What you are asked to do - Extract and list every line that contains the word "sydd".

Raw data -
###

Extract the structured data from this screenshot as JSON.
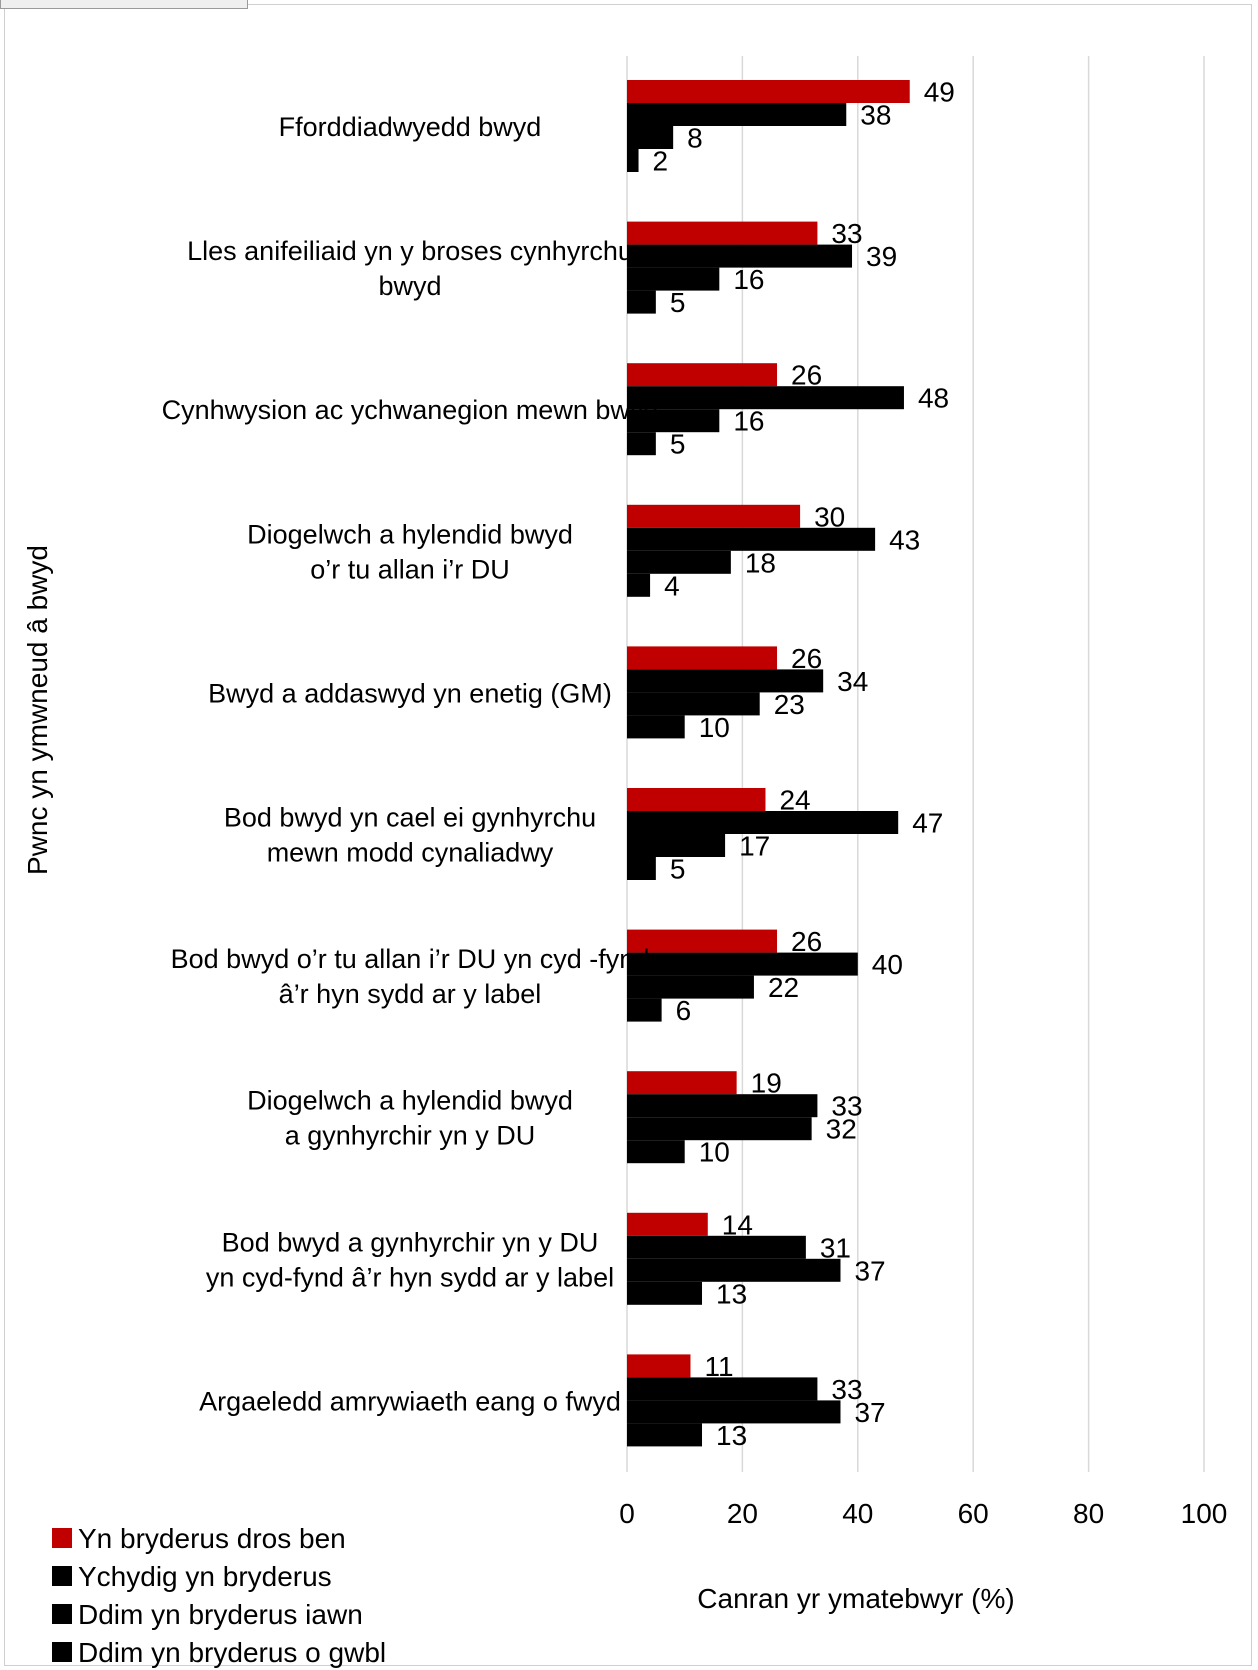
{
  "chart_data": {
    "type": "bar",
    "orientation": "horizontal",
    "ylabel": "Pwnc yn ymwneud â bwyd",
    "xlabel": "Canran yr ymatebwyr (%)",
    "xlim": [
      0,
      100
    ],
    "xticks": [
      "0",
      "20",
      "40",
      "60",
      "80",
      "100"
    ],
    "grid": true,
    "legend_position": "bottom-left",
    "categories": [
      [
        "Fforddiadwyedd bwyd"
      ],
      [
        "Lles anifeiliaid yn y broses cynhyrchu",
        "bwyd"
      ],
      [
        "Cynhwysion ac ychwanegion mewn bwyd"
      ],
      [
        "Diogelwch a hylendid bwyd",
        "o’r tu allan i’r DU"
      ],
      [
        "Bwyd a addaswyd yn enetig (GM)"
      ],
      [
        "Bod bwyd yn cael ei gynhyrchu",
        "mewn modd cynaliadwy"
      ],
      [
        "Bod bwyd o’r tu allan i’r DU yn cyd  -fynd",
        "â’r hyn sydd ar y label"
      ],
      [
        "Diogelwch a hylendid bwyd",
        "a gynhyrchir yn y DU"
      ],
      [
        "Bod bwyd a gynhyrchir yn y DU",
        "yn cyd-fynd â’r hyn sydd ar y label"
      ],
      [
        "Argaeledd amrywiaeth eang o fwyd"
      ]
    ],
    "series": [
      {
        "name": "Yn bryderus dros ben",
        "color": "#c00000",
        "values": [
          49,
          33,
          26,
          30,
          26,
          24,
          26,
          19,
          14,
          11
        ]
      },
      {
        "name": "Ychydig yn bryderus",
        "color": "#000000",
        "values": [
          38,
          39,
          48,
          43,
          34,
          47,
          40,
          33,
          31,
          33
        ]
      },
      {
        "name": "Ddim yn bryderus iawn",
        "color": "#000000",
        "values": [
          8,
          16,
          16,
          18,
          23,
          17,
          22,
          32,
          37,
          37
        ]
      },
      {
        "name": "Ddim yn bryderus o gwbl",
        "color": "#000000",
        "values": [
          2,
          5,
          5,
          4,
          10,
          5,
          6,
          10,
          13,
          13
        ]
      }
    ]
  }
}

###

The solution -
        "â’r hyn sydd ar y label"
        "yn cyd-fynd â’r hyn sydd ar y label"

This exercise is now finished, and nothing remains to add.